** Begin STORED RECORDS **

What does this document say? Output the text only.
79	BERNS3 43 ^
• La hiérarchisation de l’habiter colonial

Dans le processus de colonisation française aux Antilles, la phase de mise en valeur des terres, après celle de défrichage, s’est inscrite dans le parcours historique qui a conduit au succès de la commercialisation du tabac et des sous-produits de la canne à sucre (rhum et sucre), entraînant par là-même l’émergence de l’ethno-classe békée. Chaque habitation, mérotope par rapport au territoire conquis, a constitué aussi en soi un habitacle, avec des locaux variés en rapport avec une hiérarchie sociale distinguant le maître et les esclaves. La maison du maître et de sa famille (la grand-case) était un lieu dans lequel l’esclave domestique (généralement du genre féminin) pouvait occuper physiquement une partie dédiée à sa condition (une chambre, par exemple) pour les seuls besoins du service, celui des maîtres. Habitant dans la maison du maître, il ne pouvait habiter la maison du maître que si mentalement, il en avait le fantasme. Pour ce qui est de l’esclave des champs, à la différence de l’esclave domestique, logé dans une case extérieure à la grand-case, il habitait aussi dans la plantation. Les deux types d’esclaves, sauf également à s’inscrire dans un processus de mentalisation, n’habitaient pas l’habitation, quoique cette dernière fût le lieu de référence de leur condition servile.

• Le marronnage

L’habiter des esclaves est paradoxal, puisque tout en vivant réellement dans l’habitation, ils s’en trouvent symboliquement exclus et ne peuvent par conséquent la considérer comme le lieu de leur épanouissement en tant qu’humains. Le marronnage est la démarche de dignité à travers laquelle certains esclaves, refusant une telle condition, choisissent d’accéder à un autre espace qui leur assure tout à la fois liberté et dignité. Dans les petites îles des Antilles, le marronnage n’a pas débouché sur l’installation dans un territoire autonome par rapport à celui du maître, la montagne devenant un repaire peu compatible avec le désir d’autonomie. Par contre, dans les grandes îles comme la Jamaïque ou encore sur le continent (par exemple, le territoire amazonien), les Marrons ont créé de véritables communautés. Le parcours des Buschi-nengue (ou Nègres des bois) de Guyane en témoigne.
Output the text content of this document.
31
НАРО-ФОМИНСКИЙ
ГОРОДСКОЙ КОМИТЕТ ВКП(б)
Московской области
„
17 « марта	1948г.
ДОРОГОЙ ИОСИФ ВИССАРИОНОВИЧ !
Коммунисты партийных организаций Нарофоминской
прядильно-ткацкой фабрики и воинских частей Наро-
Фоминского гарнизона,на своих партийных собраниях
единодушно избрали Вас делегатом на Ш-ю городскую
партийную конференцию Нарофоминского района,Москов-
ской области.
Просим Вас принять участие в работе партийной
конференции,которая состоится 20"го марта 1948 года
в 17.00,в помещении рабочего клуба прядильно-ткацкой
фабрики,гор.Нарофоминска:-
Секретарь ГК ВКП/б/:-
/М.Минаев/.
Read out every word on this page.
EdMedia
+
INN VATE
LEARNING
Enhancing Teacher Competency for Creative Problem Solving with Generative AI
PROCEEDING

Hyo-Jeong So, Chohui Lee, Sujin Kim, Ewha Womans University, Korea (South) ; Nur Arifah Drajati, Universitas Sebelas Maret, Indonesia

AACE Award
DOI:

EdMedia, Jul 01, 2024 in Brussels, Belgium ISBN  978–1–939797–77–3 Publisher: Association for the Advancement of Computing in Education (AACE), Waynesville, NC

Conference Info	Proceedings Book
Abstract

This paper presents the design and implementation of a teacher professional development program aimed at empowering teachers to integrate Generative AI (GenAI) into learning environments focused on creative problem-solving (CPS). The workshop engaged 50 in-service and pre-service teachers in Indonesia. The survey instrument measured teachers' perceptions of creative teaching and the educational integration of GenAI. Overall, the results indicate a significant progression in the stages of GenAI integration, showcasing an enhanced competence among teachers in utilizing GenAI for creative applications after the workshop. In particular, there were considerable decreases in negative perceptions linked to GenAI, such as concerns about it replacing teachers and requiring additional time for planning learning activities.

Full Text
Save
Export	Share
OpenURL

** End STORED RECORDS **

## WORK TO BE COMPLETED:
All of the entries above should be written out again exactly.

## TASK SOLUTION:
What does this document say? Output the text only.
79	BERNS3 43 ^
• La hiérarchisation de l’habiter colonial

Dans le processus de colonisation française aux Antilles, la phase de mise en valeur des terres, après celle de défrichage, s’est inscrite dans le parcours historique qui a conduit au succès de la commercialisation du tabac et des sous-produits de la canne à sucre (rhum et sucre), entraînant par là-même l’émergence de l’ethno-classe békée. Chaque habitation, mérotope par rapport au territoire conquis, a constitué aussi en soi un habitacle, avec des locaux variés en rapport avec une hiérarchie sociale distinguant le maître et les esclaves. La maison du maître et de sa famille (la grand-case) était un lieu dans lequel l’esclave domestique (généralement du genre féminin) pouvait occuper physiquement une partie dédiée à sa condition (une chambre, par exemple) pour les seuls besoins du service, celui des maîtres. Habitant dans la maison du maître, il ne pouvait habiter la maison du maître que si mentalement, il en avait le fantasme. Pour ce qui est de l’esclave des champs, à la différence de l’esclave domestique, logé dans une case extérieure à la grand-case, il habitait aussi dans la plantation. Les deux types d’esclaves, sauf également à s’inscrire dans un processus de mentalisation, n’habitaient pas l’habitation, quoique cette dernière fût le lieu de référence de leur condition servile.

• Le marronnage

L’habiter des esclaves est paradoxal, puisque tout en vivant réellement dans l’habitation, ils s’en trouvent symboliquement exclus et ne peuvent par conséquent la considérer comme le lieu de leur épanouissement en tant qu’humains. Le marronnage est la démarche de dignité à travers laquelle certains esclaves, refusant une telle condition, choisissent d’accéder à un autre espace qui leur assure tout à la fois liberté et dignité. Dans les petites îles des Antilles, le marronnage n’a pas débouché sur l’installation dans un territoire autonome par rapport à celui du maître, la montagne devenant un repaire peu compatible avec le désir d’autonomie. Par contre, dans les grandes îles comme la Jamaïque ou encore sur le continent (par exemple, le territoire amazonien), les Marrons ont créé de véritables communautés. Le parcours des Buschi-nengue (ou Nègres des bois) de Guyane en témoigne.
Output the text content of this document.
31
НАРО-ФОМИНСКИЙ
ГОРОДСКОЙ КОМИТЕТ ВКП(б)
Московской области
„
17 « марта	1948г.
ДОРОГОЙ ИОСИФ ВИССАРИОНОВИЧ !
Коммунисты партийных организаций Нарофоминской
прядильно-ткацкой фабрики и воинских частей Наро-
Фоминского гарнизона,на своих партийных собраниях
единодушно избрали Вас делегатом на Ш-ю городскую
партийную конференцию Нарофоминского района,Москов-
ской области.
Просим Вас принять участие в работе партийной
конференции,которая состоится 20"го марта 1948 года
в 17.00,в помещении рабочего клуба прядильно-ткацкой
фабрики,гор.Нарофоминска:-
Секретарь ГК ВКП/б/:-
/М.Минаев/.
Read out every word on this page.
EdMedia
+
INN VATE
LEARNING
Enhancing Teacher Competency for Creative Problem Solving with Generative AI
PROCEEDING

Hyo-Jeong So, Chohui Lee, Sujin Kim, Ewha Womans University, Korea (South) ; Nur Arifah Drajati, Universitas Sebelas Maret, Indonesia

AACE Award
DOI:

EdMedia, Jul 01, 2024 in Brussels, Belgium ISBN  978–1–939797–77–3 Publisher: Association for the Advancement of Computing in Education (AACE), Waynesville, NC

Conference Info	Proceedings Book
Abstract

This paper presents the design and implementation of a teacher professional development program aimed at empowering teachers to integrate Generative AI (GenAI) into learning environments focused on creative problem-solving (CPS). The workshop engaged 50 in-service and pre-service teachers in Indonesia. The survey instrument measured teachers' perceptions of creative teaching and the educational integration of GenAI. Overall, the results indicate a significant progression in the stages of GenAI integration, showcasing an enhanced competence among teachers in utilizing GenAI for creative applications after the workshop. In particular, there were considerable decreases in negative perceptions linked to GenAI, such as concerns about it replacing teachers and requiring additional time for planning learning activities.

Full Text
Save
Export	Share
OpenURL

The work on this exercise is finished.